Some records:
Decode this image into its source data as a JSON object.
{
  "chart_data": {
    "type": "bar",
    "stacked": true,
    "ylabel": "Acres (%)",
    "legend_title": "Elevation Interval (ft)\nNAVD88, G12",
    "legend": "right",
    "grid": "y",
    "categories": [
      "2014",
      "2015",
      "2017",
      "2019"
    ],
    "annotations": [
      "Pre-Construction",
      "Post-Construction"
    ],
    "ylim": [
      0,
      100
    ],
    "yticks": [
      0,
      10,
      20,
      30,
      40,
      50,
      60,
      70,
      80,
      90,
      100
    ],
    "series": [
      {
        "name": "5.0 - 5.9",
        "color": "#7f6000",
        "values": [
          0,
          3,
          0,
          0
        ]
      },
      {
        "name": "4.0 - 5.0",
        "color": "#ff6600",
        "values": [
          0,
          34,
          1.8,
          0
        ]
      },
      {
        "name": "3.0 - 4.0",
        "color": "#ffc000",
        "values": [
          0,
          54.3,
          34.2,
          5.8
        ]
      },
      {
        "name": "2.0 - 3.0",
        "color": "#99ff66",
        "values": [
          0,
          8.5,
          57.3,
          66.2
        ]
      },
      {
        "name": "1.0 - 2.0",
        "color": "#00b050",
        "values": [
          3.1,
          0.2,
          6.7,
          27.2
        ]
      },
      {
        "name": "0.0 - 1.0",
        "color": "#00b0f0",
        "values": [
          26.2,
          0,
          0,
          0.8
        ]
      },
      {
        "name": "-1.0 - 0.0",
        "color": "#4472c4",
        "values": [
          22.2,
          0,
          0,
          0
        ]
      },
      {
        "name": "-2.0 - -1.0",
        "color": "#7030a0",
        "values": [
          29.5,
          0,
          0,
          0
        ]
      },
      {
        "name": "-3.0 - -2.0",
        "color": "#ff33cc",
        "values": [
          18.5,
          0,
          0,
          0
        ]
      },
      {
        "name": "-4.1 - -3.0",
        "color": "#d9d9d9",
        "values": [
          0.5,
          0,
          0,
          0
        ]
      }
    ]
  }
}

> _WHAT THE TASK ASKS_
Go through the entries and repeat each one exactly.

> _RESPONSE_
Decode this image into its source data as a JSON object.
{
  "chart_data": {
    "type": "bar",
    "stacked": true,
    "ylabel": "Acres (%)",
    "legend_title": "Elevation Interval (ft)\nNAVD88, G12",
    "legend": "right",
    "grid": "y",
    "categories": [
      "2014",
      "2015",
      "2017",
      "2019"
    ],
    "annotations": [
      "Pre-Construction",
      "Post-Construction"
    ],
    "ylim": [
      0,
      100
    ],
    "yticks": [
      0,
      10,
      20,
      30,
      40,
      50,
      60,
      70,
      80,
      90,
      100
    ],
    "series": [
      {
        "name": "5.0 - 5.9",
        "color": "#7f6000",
        "values": [
          0,
          3,
          0,
          0
        ]
      },
      {
        "name": "4.0 - 5.0",
        "color": "#ff6600",
        "values": [
          0,
          34,
          1.8,
          0
        ]
      },
      {
        "name": "3.0 - 4.0",
        "color": "#ffc000",
        "values": [
          0,
          54.3,
          34.2,
          5.8
        ]
      },
      {
        "name": "2.0 - 3.0",
        "color": "#99ff66",
        "values": [
          0,
          8.5,
          57.3,
          66.2
        ]
      },
      {
        "name": "1.0 - 2.0",
        "color": "#00b050",
        "values": [
          3.1,
          0.2,
          6.7,
          27.2
        ]
      },
      {
        "name": "0.0 - 1.0",
        "color": "#00b0f0",
        "values": [
          26.2,
          0,
          0,
          0.8
        ]
      },
      {
        "name": "-1.0 - 0.0",
        "color": "#4472c4",
        "values": [
          22.2,
          0,
          0,
          0
        ]
      },
      {
        "name": "-2.0 - -1.0",
        "color": "#7030a0",
        "values": [
          29.5,
          0,
          0,
          0
        ]
      },
      {
        "name": "-3.0 - -2.0",
        "color": "#ff33cc",
        "values": [
          18.5,
          0,
          0,
          0
        ]
      },
      {
        "name": "-4.1 - -3.0",
        "color": "#d9d9d9",
        "values": [
          0.5,
          0,
          0,
          0
        ]
      }
    ]
  }
}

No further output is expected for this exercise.